Exercise prompt:
Could you rewrite the stretch of data from the start through the line containing "svg-text:450: 450 [230, 716, 280, 742]", replacing "multiply-sign" with "times-sign" and leaving everything else unchanged?

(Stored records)

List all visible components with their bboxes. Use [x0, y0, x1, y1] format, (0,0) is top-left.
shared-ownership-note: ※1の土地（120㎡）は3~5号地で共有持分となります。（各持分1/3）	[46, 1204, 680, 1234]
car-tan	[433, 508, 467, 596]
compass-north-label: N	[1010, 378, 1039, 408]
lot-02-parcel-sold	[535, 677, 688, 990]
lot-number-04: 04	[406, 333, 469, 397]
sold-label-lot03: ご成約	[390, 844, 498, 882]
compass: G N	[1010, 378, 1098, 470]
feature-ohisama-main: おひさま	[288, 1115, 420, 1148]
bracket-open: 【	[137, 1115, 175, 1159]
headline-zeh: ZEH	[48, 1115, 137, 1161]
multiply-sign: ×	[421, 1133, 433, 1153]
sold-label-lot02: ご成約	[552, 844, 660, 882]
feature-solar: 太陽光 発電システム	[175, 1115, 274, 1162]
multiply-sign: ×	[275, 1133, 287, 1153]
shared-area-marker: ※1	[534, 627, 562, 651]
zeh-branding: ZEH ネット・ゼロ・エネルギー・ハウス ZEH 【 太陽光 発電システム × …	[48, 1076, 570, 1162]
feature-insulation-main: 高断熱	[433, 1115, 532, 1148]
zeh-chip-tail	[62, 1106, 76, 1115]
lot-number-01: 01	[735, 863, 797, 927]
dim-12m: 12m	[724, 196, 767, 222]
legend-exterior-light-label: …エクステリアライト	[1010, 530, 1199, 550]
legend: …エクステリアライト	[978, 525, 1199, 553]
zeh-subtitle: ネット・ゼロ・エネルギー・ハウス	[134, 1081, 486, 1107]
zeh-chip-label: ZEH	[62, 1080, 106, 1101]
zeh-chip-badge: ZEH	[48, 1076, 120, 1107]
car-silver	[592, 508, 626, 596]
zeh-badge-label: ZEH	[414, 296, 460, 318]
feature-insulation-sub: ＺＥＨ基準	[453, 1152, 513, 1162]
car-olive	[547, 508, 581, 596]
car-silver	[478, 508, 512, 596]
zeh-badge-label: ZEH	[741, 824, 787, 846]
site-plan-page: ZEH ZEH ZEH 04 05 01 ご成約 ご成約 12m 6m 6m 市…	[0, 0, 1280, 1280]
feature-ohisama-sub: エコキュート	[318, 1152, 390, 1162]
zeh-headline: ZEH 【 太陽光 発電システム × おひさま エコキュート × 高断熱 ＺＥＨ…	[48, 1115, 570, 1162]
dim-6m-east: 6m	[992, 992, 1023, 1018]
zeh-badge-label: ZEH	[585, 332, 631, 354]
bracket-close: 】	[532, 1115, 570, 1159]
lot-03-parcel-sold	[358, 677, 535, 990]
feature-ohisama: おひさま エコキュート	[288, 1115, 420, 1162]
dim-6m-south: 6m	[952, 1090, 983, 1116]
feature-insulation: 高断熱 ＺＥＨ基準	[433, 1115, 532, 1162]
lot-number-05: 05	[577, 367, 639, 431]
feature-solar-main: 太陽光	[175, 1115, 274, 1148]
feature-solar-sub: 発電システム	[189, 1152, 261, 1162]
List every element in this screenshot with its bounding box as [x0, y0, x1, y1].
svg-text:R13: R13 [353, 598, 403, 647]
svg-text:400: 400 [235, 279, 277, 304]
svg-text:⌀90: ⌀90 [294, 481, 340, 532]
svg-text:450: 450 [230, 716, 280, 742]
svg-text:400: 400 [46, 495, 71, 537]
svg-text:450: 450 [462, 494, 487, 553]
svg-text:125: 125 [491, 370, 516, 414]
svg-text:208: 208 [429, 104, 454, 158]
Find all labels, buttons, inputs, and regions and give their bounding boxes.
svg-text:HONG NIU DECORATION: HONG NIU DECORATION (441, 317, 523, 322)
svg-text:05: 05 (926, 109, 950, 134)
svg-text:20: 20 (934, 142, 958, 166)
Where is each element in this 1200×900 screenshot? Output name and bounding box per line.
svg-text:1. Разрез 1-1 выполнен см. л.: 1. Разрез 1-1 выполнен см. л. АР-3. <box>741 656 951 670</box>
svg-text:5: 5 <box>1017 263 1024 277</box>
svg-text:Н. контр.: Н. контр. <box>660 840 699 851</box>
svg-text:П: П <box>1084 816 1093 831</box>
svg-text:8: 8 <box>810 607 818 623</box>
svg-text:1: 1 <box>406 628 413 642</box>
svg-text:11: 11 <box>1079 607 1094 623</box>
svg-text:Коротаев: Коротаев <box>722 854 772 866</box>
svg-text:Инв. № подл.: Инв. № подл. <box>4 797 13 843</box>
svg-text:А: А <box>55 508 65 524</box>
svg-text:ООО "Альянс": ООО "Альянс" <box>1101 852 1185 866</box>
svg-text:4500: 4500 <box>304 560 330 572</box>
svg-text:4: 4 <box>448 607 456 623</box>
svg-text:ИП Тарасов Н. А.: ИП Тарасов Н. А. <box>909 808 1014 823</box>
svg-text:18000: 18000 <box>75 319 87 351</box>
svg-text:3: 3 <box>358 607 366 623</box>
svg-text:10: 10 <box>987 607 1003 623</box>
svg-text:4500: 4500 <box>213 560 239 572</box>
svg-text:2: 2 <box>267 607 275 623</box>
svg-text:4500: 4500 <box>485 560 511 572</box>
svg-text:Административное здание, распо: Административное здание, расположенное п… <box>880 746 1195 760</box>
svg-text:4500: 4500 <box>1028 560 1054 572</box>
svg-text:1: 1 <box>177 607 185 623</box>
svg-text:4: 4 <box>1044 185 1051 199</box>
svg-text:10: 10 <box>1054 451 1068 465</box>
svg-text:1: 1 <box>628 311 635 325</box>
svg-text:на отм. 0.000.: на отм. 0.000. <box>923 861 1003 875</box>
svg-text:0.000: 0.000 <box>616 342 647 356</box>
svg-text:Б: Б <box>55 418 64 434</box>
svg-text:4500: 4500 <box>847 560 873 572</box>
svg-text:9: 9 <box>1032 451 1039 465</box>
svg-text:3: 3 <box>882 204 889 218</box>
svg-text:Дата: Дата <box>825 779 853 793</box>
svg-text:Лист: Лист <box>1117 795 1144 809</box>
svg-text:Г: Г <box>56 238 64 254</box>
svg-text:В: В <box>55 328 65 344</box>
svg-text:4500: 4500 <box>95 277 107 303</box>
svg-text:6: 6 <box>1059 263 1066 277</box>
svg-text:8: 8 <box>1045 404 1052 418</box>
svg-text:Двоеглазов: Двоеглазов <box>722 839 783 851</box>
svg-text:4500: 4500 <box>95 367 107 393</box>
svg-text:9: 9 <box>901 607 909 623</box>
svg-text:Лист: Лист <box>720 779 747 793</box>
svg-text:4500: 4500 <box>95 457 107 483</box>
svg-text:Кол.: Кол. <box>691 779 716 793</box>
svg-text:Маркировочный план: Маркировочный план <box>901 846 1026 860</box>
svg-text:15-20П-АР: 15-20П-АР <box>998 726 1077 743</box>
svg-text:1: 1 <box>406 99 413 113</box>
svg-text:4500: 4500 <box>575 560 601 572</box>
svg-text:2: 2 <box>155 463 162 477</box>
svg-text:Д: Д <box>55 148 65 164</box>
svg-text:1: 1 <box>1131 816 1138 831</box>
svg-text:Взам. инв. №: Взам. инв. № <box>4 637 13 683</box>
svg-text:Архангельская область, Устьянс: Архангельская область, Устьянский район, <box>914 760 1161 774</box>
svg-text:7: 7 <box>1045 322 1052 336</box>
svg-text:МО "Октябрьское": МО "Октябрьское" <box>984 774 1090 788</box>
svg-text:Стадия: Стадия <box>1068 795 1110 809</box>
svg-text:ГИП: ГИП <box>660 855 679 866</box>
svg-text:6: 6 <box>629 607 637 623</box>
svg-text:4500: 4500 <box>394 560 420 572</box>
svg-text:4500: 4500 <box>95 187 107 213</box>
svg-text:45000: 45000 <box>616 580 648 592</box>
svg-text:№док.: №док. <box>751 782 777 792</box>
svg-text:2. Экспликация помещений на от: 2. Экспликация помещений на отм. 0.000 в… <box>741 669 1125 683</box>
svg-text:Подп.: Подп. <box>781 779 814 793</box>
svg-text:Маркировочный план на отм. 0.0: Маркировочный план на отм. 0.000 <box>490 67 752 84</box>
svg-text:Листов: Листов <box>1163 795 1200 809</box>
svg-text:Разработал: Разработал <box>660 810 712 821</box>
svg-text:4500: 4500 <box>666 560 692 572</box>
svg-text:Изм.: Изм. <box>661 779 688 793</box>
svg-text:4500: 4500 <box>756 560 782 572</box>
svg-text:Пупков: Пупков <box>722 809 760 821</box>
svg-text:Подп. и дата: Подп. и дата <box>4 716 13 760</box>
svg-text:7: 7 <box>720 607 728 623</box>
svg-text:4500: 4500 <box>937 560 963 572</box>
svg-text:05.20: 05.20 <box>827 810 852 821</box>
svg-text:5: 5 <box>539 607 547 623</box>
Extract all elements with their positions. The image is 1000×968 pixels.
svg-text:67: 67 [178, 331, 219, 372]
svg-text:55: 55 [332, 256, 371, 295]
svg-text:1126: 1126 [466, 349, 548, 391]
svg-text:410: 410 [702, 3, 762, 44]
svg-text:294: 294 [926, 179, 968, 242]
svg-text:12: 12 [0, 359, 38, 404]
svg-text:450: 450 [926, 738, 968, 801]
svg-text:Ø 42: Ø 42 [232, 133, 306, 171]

Finished answer:
List all visible components with their bboxes. Use [x0, y0, x1, y1] format, (0,0) is top-left.
shared-ownership-note: ※1の土地（120㎡）は3~5号地で共有持分となります。（各持分1/3）	[46, 1204, 680, 1234]
car-tan	[433, 508, 467, 596]
compass-north-label: N	[1010, 378, 1039, 408]
lot-02-parcel-sold	[535, 677, 688, 990]
lot-number-04: 04	[406, 333, 469, 397]
sold-label-lot03: ご成約	[390, 844, 498, 882]
compass: G N	[1010, 378, 1098, 470]
feature-ohisama-main: おひさま	[288, 1115, 420, 1148]
bracket-open: 【	[137, 1115, 175, 1159]
headline-zeh: ZEH	[48, 1115, 137, 1161]
times-sign: ×	[421, 1133, 433, 1153]
sold-label-lot02: ご成約	[552, 844, 660, 882]
feature-solar: 太陽光 発電システム	[175, 1115, 274, 1162]
times-sign: ×	[275, 1133, 287, 1153]
shared-area-marker: ※1	[534, 627, 562, 651]
zeh-branding: ZEH ネット・ゼロ・エネルギー・ハウス ZEH 【 太陽光 発電システム × …	[48, 1076, 570, 1162]
feature-insulation-main: 高断熱	[433, 1115, 532, 1148]
zeh-chip-tail	[62, 1106, 76, 1115]
lot-number-01: 01	[735, 863, 797, 927]
dim-12m: 12m	[724, 196, 767, 222]
legend-exterior-light-label: …エクステリアライト	[1010, 530, 1199, 550]
legend: …エクステリアライト	[978, 525, 1199, 553]
zeh-subtitle: ネット・ゼロ・エネルギー・ハウス	[134, 1081, 486, 1107]
zeh-chip-label: ZEH	[62, 1080, 106, 1101]
zeh-chip-badge: ZEH	[48, 1076, 120, 1107]
car-silver	[592, 508, 626, 596]
zeh-badge-label: ZEH	[414, 296, 460, 318]
feature-insulation-sub: ＺＥＨ基準	[453, 1152, 513, 1162]
car-olive	[547, 508, 581, 596]
car-silver	[478, 508, 512, 596]
zeh-badge-label: ZEH	[741, 824, 787, 846]
site-plan-page: ZEH ZEH ZEH 04 05 01 ご成約 ご成約 12m 6m 6m 市…	[0, 0, 1280, 1280]
feature-ohisama-sub: エコキュート	[318, 1152, 390, 1162]
zeh-headline: ZEH 【 太陽光 発電システム × おひさま エコキュート × 高断熱 ＺＥＨ…	[48, 1115, 570, 1162]
dim-6m-east: 6m	[992, 992, 1023, 1018]
zeh-badge-label: ZEH	[585, 332, 631, 354]
bracket-close: 】	[532, 1115, 570, 1159]
lot-03-parcel-sold	[358, 677, 535, 990]
feature-ohisama: おひさま エコキュート	[288, 1115, 420, 1162]
dim-6m-south: 6m	[952, 1090, 983, 1116]
feature-insulation: 高断熱 ＺＥＨ基準	[433, 1115, 532, 1162]
lot-number-05: 05	[577, 367, 639, 431]
feature-solar-main: 太陽光	[175, 1115, 274, 1148]
feature-solar-sub: 発電システム	[189, 1152, 261, 1162]
List every element in this screenshot with its bounding box as [x0, y0, x1, y1].
svg-text:R13: R13 [353, 598, 403, 647]
svg-text:400: 400 [235, 279, 277, 304]
svg-text:⌀90: ⌀90 [294, 481, 340, 532]
svg-text:450: 450 [230, 716, 280, 742]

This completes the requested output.